_REQUIREMENTS_:
Restate the full listing word for word and leave the pictures out.

_MATERIAL SUPPLIED_:
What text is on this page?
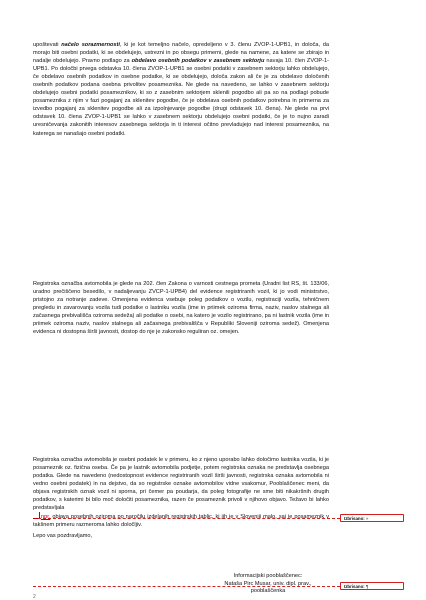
upoštevati načelo sorazmernosti, ki je kot temeljno načelo, opredeljeno v 3. členu ZVOP-1-UPB1, in določa, da morajo biti osebni podatki, ki se obdelujejo, ustrezni in po obsegu primerni, glede na namene, za katere se zbirajo in nadalje obdelujejo. Pravno podlago za obdelavo osebnih podatkov v zasebnem sektorju navaja 10. člen ZVOP-1-UPB1. Po določbi prvega odstavka 10. člena ZVOP-1-UPB1 se osebni podatki v zasebnem sektorju lahko obdelujejo, če obdelavo osebnih podatkov in osebne podatke, ki se obdelujejo, določa zakon ali če je za obdelavo določenih osebnih podatkov podana osebna privolitev posameznika. Ne glede na navedeno, se lahko v zasebnem sektorju obdelujejo osebni podatki posameznikov, ki so z zasebnim sektorjem sklenili pogodbo ali pa so na podlagi pobude posameznika z njim v fazi pogajanj za sklenitev pogodbe, če je obdelava osebnih podatkov potrebna in primerna za izvedbo pogajanj za sklenitev pogodbe ali za izpolnjevanje pogodbe (drugi odstavek 10. člena). Ne glede na prvi odstavek 10. člena ZVOP-1-UPB1 se lahko v zasebnem sektorju obdelujejo osebni podatki, če je to nujno zaradi uresničevanja zakonitih interesov zasebnega sektorja in ti interesi očitno prevladujejo nad interesi posameznika, na katerega se nanašajo osebni podatki.

Registrska označba avtomobila je glede na 202. člen Zakona o varnosti cestnega prometa (Uradni list RS, št. 133/06, uradno prečiščeno besedilo, v nadaljevanju ZVCP-1-UPB4) del evidence registriranih vozil, ki jo vodi ministrstvo, pristojno za notranje zadeve. Omenjena evidenca vsebuje poleg podatkov o vozilu, registraciji vozila, tehničnem pregledu in zavarovanju vozila tudi podatke o lastniku vozila (ime in priimek oziroma firma, naziv, naslov stalnega ali začasnega prebivališča oziroma sedeža) ali podatke o osebi, na katero je vozilo registrirano, pa ni lastnik vozila (ime in priimek oziroma naziv, naslov stalnega ali začasnega prebivališča v Republiki Sloveniji oziroma sedež). Omenjena evidenca ni dostopna širši javnosti, dostop do nje je zakonsko reguliran oz. omejen.

Registrska označba avtomobila je osebni podatek le v primeru, ko z njeno uporabo lahko določimo lastnika vozila, ki je posameznik oz. fizična oseba. Če pa je lastnik avtomobila podjetje, potem registrska oznaka ne predstavlja osebnega podatka. Glede na navedeno (nedostopnost evidence registriranih vozil širši javnosti, registrska oznaka avtomobila ni vedno osebni podatek) in na dejstvo, da so registrske oznake avtomobilov vidne vsakomur, Pooblaščenec meni, da objava registrskih oznak vozil ni sporna, pri čemer pa poudarja, da poleg fotografije ne sme biti nikakršnih drugih podatkov, s katerimi bi bilo moč določiti posameznika, razen če posameznik privoli v njihovo objavo. Težavo bi lahko predstavljala
npr. objava posebnih oziroma po naročilu izdelanih registrskih tablic, ki jih je v Sloveniji malo, saj je posameznik v takšnem primeru razmeroma lahko določljiv.

Lepo vas pozdravljamo,

Informacijski pooblaščenec:
Nataša Pirc Musar, univ. dipl. prav.,
pooblaščenka
Izbrisano: »
Izbrisano: ¶
2
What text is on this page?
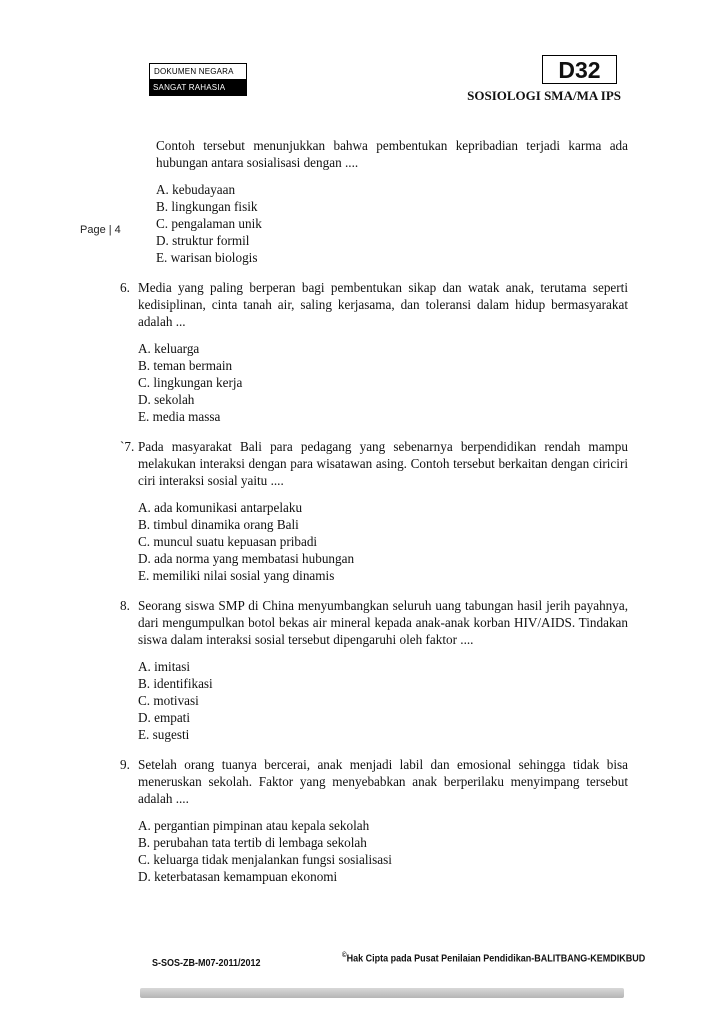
DOKUMEN NEGARA
SANGAT RAHASIA
D32
SOSIOLOGI SMA/MA IPS
Page | 4
Contoh tersebut menunjukkan bahwa pembentukan kepribadian terjadi karma ada hubungan antara sosialisasi dengan ....
A. kebudayaan
B. lingkungan fisik
C. pengalaman unik
D. struktur formil
E. warisan biologis
6. Media yang paling berperan bagi pembentukan sikap dan watak anak, terutama seperti kedisiplinan, cinta tanah air, saling kerjasama, dan toleransi dalam hidup bermasyarakat adalah ...
A. keluarga
B. teman bermain
C. lingkungan kerja
D. sekolah
E. media massa
`7. Pada masyarakat Bali para pedagang yang sebenarnya berpendidikan rendah mampu melakukan interaksi dengan para wisatawan asing. Contoh tersebut berkaitan dengan ciriciri ciri interaksi sosial yaitu ....
A. ada komunikasi antarpelaku
B. timbul dinamika orang Bali
C. muncul suatu kepuasan pribadi
D. ada norma yang membatasi hubungan
E. memiliki nilai sosial yang dinamis
8. Seorang siswa SMP di China menyumbangkan seluruh uang tabungan hasil jerih payahnya, dari mengumpulkan botol bekas air mineral kepada anak-anak korban HIV/AIDS. Tindakan siswa dalam interaksi sosial tersebut dipengaruhi oleh faktor ....
A. imitasi
B. identifikasi
C. motivasi
D. empati
E. sugesti
9. Setelah orang tuanya bercerai, anak menjadi labil dan emosional sehingga tidak bisa meneruskan sekolah. Faktor yang menyebabkan anak berperilaku menyimpang tersebut adalah ....
A. pergantian pimpinan atau kepala sekolah
B. perubahan tata tertib di lembaga sekolah
C. keluarga tidak menjalankan fungsi sosialisasi
D. keterbatasan kemampuan ekonomi
S-SOS-ZB-M07-2011/2012
©Hak Cipta pada Pusat Penilaian Pendidikan-BALITBANG-KEMDIKBUD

_SOLUTION TO THE EXERCISE_:
What text is on this page?
upoštevati načelo sorazmernosti, ki je kot temeljno načelo, opredeljeno v 3. členu ZVOP-1-UPB1, in določa, da morajo biti osebni podatki, ki se obdelujejo, ustrezni in po obsegu primerni, glede na namene, za katere se zbirajo in nadalje obdelujejo. Pravno podlago za obdelavo osebnih podatkov v zasebnem sektorju navaja 10. člen ZVOP-1-UPB1. Po določbi prvega odstavka 10. člena ZVOP-1-UPB1 se osebni podatki v zasebnem sektorju lahko obdelujejo, če obdelavo osebnih podatkov in osebne podatke, ki se obdelujejo, določa zakon ali če je za obdelavo določenih osebnih podatkov podana osebna privolitev posameznika. Ne glede na navedeno, se lahko v zasebnem sektorju obdelujejo osebni podatki posameznikov, ki so z zasebnim sektorjem sklenili pogodbo ali pa so na podlagi pobude posameznika z njim v fazi pogajanj za sklenitev pogodbe, če je obdelava osebnih podatkov potrebna in primerna za izvedbo pogajanj za sklenitev pogodbe ali za izpolnjevanje pogodbe (drugi odstavek 10. člena). Ne glede na prvi odstavek 10. člena ZVOP-1-UPB1 se lahko v zasebnem sektorju obdelujejo osebni podatki, če je to nujno zaradi uresničevanja zakonitih interesov zasebnega sektorja in ti interesi očitno prevladujejo nad interesi posameznika, na katerega se nanašajo osebni podatki.

Registrska označba avtomobila je glede na 202. člen Zakona o varnosti cestnega prometa (Uradni list RS, št. 133/06, uradno prečiščeno besedilo, v nadaljevanju ZVCP-1-UPB4) del evidence registriranih vozil, ki jo vodi ministrstvo, pristojno za notranje zadeve. Omenjena evidenca vsebuje poleg podatkov o vozilu, registraciji vozila, tehničnem pregledu in zavarovanju vozila tudi podatke o lastniku vozila (ime in priimek oziroma firma, naziv, naslov stalnega ali začasnega prebivališča oziroma sedeža) ali podatke o osebi, na katero je vozilo registrirano, pa ni lastnik vozila (ime in priimek oziroma naziv, naslov stalnega ali začasnega prebivališča v Republiki Sloveniji oziroma sedež). Omenjena evidenca ni dostopna širši javnosti, dostop do nje je zakonsko reguliran oz. omejen.

Registrska označba avtomobila je osebni podatek le v primeru, ko z njeno uporabo lahko določimo lastnika vozila, ki je posameznik oz. fizična oseba. Če pa je lastnik avtomobila podjetje, potem registrska oznaka ne predstavlja osebnega podatka. Glede na navedeno (nedostopnost evidence registriranih vozil širši javnosti, registrska oznaka avtomobila ni vedno osebni podatek) in na dejstvo, da so registrske oznake avtomobilov vidne vsakomur, Pooblaščenec meni, da objava registrskih oznak vozil ni sporna, pri čemer pa poudarja, da poleg fotografije ne sme biti nikakršnih drugih podatkov, s katerimi bi bilo moč določiti posameznika, razen če posameznik privoli v njihovo objavo. Težavo bi lahko predstavljala
npr. objava posebnih oziroma po naročilu izdelanih registrskih tablic, ki jih je v Sloveniji malo, saj je posameznik v takšnem primeru razmeroma lahko določljiv.

Lepo vas pozdravljamo,

Informacijski pooblaščenec:
Nataša Pirc Musar, univ. dipl. prav.,
pooblaščenka
Izbrisano: »
Izbrisano: ¶
2
What text is on this page?
DOKUMEN NEGARA
SANGAT RAHASIA
D32
SOSIOLOGI SMA/MA IPS
Page | 4
Contoh tersebut menunjukkan bahwa pembentukan kepribadian terjadi karma ada hubungan antara sosialisasi dengan ....
A. kebudayaan
B. lingkungan fisik
C. pengalaman unik
D. struktur formil
E. warisan biologis
6. Media yang paling berperan bagi pembentukan sikap dan watak anak, terutama seperti kedisiplinan, cinta tanah air, saling kerjasama, dan toleransi dalam hidup bermasyarakat adalah ...
A. keluarga
B. teman bermain
C. lingkungan kerja
D. sekolah
E. media massa
`7. Pada masyarakat Bali para pedagang yang sebenarnya berpendidikan rendah mampu melakukan interaksi dengan para wisatawan asing. Contoh tersebut berkaitan dengan ciriciri ciri interaksi sosial yaitu ....
A. ada komunikasi antarpelaku
B. timbul dinamika orang Bali
C. muncul suatu kepuasan pribadi
D. ada norma yang membatasi hubungan
E. memiliki nilai sosial yang dinamis
8. Seorang siswa SMP di China menyumbangkan seluruh uang tabungan hasil jerih payahnya, dari mengumpulkan botol bekas air mineral kepada anak-anak korban HIV/AIDS. Tindakan siswa dalam interaksi sosial tersebut dipengaruhi oleh faktor ....
A. imitasi
B. identifikasi
C. motivasi
D. empati
E. sugesti
9. Setelah orang tuanya bercerai, anak menjadi labil dan emosional sehingga tidak bisa meneruskan sekolah. Faktor yang menyebabkan anak berperilaku menyimpang tersebut adalah ....
A. pergantian pimpinan atau kepala sekolah
B. perubahan tata tertib di lembaga sekolah
C. keluarga tidak menjalankan fungsi sosialisasi
D. keterbatasan kemampuan ekonomi
S-SOS-ZB-M07-2011/2012
©Hak Cipta pada Pusat Penilaian Pendidikan-BALITBANG-KEMDIKBUD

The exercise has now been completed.